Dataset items
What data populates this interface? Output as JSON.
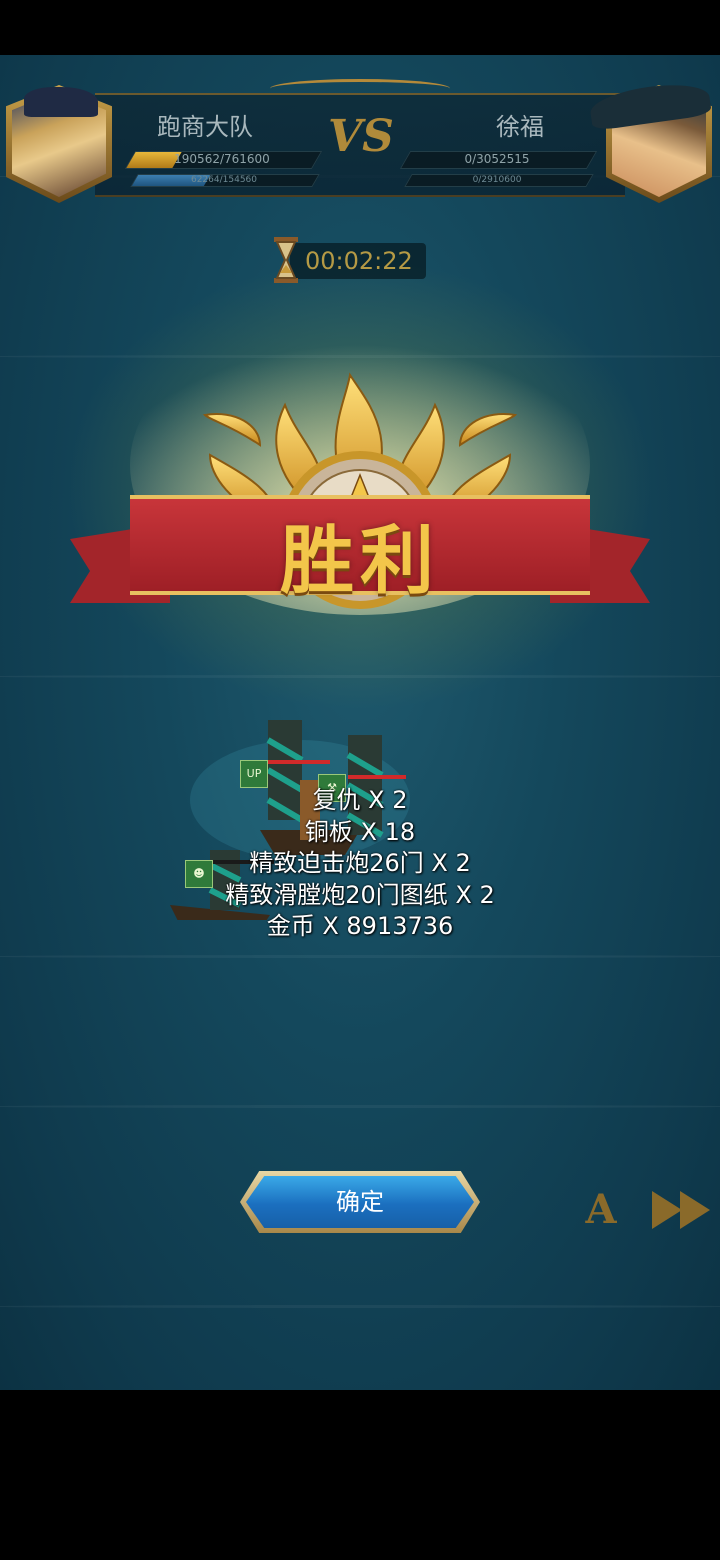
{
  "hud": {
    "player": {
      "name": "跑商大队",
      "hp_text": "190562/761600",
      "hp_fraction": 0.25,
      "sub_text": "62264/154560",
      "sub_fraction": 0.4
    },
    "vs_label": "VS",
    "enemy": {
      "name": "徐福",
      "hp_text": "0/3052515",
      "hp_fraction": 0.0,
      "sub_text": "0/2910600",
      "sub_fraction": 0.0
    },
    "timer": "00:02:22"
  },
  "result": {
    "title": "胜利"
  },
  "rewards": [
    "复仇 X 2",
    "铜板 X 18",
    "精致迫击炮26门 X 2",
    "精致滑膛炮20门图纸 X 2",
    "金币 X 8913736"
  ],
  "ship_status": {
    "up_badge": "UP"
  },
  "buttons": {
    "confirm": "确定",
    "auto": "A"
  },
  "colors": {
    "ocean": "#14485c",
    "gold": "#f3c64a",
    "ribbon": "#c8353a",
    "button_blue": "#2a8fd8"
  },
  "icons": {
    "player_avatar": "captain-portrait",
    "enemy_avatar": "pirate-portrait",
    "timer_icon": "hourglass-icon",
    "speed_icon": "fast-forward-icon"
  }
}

---

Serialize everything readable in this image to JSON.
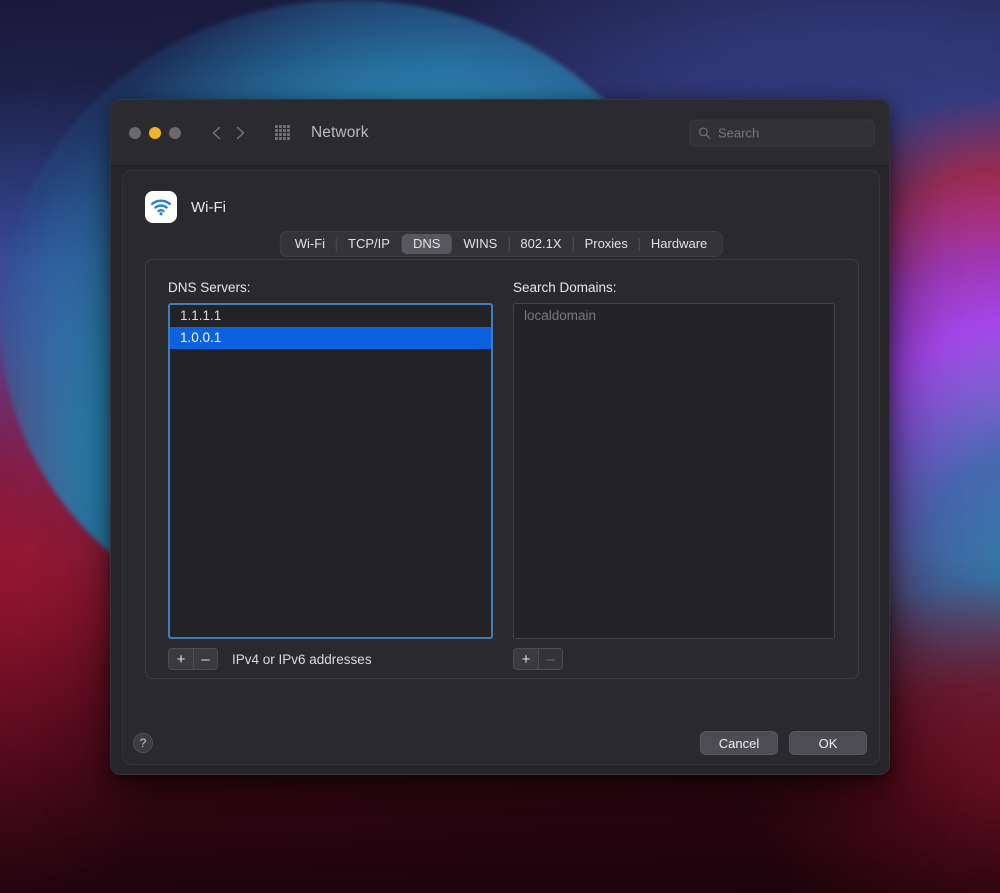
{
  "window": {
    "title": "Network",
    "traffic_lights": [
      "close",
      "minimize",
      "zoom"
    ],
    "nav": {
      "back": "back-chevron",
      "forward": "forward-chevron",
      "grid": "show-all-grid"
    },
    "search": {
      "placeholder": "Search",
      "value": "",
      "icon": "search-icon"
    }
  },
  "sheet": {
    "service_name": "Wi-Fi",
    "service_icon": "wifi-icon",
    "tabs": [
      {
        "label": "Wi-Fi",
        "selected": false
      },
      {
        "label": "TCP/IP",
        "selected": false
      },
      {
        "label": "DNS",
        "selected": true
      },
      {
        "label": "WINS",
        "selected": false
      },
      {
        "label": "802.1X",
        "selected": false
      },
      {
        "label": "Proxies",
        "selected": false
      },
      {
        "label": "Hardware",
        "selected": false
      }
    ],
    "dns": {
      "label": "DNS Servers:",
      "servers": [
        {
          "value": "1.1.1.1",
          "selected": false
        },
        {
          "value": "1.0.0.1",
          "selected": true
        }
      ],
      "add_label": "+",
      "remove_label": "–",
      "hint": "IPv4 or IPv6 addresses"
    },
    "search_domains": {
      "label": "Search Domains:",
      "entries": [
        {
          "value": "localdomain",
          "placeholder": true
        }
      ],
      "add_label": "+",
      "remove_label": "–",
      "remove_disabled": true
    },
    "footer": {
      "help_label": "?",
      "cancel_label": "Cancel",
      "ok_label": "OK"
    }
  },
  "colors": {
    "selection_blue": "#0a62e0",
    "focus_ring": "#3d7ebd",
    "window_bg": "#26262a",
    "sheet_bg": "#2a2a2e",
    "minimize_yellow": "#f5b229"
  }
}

WHAT THE TASK ASKS: Above are the records. Copy every line in them holding "chevron".

OUTPUT OF THE TASK:
      "back": "back-chevron",
      "forward": "forward-chevron",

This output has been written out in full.